WHAT IS EXPECTED: Tally how many lines of these entries hold the string "Templates". Return the number alone.

RECORDS TO PROCESS:

= = = = =

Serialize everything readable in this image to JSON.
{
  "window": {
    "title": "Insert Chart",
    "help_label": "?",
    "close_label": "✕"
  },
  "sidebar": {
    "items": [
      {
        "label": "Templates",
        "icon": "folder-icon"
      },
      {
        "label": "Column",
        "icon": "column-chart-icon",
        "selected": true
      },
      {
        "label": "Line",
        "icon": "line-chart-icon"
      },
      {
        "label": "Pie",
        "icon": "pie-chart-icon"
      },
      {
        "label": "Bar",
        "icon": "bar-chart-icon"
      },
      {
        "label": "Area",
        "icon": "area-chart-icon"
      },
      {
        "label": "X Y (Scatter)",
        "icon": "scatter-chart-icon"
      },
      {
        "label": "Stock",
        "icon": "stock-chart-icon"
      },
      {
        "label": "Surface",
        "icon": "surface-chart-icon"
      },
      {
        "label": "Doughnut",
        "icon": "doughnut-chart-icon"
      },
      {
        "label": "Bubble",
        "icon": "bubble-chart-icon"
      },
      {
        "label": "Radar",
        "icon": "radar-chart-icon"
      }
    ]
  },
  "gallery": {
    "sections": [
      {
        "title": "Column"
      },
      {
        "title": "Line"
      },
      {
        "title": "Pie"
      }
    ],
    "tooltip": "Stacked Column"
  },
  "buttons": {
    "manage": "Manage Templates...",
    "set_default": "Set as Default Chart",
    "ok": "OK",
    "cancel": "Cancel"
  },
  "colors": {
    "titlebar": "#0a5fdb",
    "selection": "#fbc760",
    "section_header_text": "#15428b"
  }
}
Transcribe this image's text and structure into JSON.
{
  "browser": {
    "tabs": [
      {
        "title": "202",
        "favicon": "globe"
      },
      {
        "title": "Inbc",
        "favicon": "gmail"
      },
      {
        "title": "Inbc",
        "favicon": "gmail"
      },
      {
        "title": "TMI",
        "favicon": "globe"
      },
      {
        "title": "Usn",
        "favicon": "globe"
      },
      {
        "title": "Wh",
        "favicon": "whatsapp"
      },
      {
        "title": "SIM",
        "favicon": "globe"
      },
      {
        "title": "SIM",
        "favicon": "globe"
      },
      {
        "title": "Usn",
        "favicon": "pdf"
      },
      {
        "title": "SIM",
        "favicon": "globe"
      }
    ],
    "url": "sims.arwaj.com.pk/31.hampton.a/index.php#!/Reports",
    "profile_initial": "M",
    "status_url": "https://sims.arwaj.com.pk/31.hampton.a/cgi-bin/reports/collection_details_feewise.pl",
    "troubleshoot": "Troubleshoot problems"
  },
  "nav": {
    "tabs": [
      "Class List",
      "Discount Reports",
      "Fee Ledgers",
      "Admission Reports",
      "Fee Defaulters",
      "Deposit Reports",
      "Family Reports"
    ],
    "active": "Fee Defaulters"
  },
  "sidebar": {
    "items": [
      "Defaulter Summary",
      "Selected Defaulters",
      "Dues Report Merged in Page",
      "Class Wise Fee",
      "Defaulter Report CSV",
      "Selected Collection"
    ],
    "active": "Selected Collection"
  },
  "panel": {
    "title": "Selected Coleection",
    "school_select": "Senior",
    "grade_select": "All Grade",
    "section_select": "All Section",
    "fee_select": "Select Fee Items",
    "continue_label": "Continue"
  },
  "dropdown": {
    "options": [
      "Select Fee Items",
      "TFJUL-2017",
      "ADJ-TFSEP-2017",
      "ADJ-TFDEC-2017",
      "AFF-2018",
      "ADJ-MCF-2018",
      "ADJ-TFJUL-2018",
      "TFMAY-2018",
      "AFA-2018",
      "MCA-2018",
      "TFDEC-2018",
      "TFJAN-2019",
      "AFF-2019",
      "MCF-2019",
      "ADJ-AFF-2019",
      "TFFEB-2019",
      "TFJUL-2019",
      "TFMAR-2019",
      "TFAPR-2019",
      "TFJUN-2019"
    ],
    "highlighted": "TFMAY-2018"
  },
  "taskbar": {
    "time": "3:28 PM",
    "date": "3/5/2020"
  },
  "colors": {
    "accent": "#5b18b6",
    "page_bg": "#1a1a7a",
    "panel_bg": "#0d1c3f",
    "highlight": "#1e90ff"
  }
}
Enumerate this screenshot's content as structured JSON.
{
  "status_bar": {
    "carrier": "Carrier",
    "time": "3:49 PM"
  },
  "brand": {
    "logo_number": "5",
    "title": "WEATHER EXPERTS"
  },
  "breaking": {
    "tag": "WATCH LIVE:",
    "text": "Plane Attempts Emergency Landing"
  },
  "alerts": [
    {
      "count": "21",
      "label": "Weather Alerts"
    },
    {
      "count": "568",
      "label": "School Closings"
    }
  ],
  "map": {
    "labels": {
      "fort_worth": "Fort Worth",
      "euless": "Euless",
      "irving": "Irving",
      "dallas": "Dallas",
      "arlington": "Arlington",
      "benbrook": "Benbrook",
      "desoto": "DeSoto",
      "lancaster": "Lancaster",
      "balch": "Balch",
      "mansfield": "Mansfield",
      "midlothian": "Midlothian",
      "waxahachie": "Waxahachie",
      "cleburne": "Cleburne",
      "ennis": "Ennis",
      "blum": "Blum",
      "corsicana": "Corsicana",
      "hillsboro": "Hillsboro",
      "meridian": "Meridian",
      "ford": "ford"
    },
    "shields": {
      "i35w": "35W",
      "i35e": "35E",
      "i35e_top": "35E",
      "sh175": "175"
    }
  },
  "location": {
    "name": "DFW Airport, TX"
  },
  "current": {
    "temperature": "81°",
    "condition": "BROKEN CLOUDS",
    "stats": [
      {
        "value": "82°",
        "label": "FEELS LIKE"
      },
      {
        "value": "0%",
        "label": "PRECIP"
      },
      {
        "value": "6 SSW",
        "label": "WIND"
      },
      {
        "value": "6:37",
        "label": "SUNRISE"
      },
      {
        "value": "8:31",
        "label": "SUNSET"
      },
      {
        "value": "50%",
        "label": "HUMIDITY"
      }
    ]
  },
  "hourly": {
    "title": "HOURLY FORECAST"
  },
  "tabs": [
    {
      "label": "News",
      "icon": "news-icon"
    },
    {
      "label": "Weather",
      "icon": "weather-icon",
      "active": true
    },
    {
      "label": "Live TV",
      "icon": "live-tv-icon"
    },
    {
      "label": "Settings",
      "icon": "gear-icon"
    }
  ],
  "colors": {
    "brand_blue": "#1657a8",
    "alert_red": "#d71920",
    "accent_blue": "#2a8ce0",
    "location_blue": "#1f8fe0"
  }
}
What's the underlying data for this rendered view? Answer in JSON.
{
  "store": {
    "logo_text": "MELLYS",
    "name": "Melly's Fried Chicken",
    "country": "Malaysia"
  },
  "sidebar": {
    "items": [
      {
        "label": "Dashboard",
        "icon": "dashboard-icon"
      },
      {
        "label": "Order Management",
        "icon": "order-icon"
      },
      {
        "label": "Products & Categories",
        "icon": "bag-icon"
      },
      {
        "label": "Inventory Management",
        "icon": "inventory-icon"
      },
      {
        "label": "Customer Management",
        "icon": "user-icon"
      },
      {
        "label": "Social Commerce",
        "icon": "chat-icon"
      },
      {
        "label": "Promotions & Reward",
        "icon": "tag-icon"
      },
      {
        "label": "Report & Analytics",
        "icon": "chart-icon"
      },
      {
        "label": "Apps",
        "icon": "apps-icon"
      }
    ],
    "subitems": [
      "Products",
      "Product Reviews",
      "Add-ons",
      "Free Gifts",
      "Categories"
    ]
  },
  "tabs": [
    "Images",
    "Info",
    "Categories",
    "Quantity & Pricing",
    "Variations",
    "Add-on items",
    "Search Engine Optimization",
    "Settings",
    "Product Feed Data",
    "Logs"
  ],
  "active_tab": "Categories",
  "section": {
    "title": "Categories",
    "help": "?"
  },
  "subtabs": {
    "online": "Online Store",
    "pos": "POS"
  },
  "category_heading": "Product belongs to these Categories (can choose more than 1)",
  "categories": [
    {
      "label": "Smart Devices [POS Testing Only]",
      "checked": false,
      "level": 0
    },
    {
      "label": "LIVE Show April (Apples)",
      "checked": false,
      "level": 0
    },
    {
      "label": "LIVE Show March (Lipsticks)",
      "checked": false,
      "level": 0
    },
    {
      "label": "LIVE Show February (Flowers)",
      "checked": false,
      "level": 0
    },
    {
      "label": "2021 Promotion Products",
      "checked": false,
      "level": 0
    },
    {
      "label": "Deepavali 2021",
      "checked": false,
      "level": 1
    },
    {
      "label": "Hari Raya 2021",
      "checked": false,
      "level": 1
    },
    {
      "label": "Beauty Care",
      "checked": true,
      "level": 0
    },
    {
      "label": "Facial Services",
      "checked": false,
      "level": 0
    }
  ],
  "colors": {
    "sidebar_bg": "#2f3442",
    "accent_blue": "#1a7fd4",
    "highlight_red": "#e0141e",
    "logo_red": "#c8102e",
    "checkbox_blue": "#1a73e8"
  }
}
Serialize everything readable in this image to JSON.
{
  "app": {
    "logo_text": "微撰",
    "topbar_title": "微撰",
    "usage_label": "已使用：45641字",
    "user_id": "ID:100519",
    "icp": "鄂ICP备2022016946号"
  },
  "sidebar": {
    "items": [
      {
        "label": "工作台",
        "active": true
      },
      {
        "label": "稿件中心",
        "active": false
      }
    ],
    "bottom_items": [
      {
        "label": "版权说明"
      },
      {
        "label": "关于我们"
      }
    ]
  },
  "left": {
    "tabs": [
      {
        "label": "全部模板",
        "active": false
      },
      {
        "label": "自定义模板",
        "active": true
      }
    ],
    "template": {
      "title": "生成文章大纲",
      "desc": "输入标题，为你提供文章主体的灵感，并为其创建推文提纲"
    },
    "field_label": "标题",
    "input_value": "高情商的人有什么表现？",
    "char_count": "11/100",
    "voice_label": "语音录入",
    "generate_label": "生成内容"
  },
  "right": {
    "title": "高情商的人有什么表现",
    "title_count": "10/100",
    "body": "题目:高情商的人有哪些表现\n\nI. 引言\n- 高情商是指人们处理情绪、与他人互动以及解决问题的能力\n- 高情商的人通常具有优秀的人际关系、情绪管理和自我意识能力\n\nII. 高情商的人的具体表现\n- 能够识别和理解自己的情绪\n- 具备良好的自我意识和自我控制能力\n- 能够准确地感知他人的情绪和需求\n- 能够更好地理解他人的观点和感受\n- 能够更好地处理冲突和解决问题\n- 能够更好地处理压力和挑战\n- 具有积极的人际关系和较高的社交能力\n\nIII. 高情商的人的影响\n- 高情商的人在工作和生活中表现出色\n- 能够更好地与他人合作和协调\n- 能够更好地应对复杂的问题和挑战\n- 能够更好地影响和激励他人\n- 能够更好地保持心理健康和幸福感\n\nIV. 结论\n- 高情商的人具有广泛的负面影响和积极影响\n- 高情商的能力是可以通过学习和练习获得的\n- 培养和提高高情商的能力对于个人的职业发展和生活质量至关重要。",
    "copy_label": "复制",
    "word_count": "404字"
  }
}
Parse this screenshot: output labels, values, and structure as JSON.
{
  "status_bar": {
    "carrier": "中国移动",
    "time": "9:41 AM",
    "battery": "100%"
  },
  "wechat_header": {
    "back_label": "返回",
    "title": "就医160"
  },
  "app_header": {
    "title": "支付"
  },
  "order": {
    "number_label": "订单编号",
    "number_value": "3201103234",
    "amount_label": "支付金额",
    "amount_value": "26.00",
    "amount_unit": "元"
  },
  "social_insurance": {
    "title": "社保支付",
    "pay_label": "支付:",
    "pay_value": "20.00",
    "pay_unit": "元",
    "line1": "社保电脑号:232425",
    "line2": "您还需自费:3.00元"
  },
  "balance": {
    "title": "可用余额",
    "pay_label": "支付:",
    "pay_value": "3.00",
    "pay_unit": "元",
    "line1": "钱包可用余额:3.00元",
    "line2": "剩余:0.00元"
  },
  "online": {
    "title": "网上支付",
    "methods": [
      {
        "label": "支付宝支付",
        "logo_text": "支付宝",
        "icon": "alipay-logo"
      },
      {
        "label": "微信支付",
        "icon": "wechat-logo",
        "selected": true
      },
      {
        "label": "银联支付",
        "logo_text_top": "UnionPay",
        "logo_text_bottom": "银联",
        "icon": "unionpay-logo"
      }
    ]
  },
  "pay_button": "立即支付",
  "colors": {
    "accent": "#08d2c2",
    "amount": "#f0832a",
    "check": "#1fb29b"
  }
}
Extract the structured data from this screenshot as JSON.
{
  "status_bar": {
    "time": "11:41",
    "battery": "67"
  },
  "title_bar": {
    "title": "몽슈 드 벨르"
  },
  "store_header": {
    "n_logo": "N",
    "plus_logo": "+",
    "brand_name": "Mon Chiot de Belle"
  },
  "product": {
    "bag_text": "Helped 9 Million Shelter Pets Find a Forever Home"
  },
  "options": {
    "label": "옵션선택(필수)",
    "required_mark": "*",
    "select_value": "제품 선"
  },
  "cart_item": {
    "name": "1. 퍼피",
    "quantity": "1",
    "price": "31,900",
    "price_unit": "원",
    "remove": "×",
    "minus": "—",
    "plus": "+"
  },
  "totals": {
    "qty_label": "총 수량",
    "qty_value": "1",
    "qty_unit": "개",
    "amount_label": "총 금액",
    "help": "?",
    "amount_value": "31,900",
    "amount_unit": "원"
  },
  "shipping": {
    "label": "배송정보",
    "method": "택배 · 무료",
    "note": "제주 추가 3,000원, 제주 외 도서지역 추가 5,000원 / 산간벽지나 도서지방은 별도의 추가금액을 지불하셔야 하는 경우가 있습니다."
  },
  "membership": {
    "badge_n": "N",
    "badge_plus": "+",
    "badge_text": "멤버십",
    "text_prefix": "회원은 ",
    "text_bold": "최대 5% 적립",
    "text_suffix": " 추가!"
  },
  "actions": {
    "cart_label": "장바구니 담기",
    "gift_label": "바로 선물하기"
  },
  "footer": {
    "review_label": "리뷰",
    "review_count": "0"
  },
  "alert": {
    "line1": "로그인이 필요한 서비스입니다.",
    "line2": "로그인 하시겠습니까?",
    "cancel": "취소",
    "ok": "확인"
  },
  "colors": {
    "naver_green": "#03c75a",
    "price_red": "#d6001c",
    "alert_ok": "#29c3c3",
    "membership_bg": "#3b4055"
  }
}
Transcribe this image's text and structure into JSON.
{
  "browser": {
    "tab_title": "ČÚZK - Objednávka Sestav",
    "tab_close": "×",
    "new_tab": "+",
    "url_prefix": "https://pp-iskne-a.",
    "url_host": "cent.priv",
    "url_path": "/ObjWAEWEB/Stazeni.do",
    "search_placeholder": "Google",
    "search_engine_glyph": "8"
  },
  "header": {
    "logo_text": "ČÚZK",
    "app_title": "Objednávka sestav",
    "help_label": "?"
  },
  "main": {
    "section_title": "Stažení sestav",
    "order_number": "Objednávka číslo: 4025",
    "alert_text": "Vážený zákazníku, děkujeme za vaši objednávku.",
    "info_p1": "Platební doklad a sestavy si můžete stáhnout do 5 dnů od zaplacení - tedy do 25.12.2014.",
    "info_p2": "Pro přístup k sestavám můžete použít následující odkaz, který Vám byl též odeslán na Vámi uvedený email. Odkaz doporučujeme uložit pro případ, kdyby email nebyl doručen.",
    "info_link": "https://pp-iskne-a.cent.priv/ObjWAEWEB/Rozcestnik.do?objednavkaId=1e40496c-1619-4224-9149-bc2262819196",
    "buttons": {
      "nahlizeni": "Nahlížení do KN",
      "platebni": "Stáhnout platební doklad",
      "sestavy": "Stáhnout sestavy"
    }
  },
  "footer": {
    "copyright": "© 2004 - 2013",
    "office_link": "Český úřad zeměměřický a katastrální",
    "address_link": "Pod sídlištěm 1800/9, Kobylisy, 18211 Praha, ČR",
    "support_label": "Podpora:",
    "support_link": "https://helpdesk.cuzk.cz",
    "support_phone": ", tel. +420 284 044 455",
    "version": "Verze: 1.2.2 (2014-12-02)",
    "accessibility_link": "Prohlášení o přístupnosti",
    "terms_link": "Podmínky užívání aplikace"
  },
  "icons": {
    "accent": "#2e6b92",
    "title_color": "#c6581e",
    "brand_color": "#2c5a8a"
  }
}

= = = = =

ANSWER FOR THIS EXERCISE: 2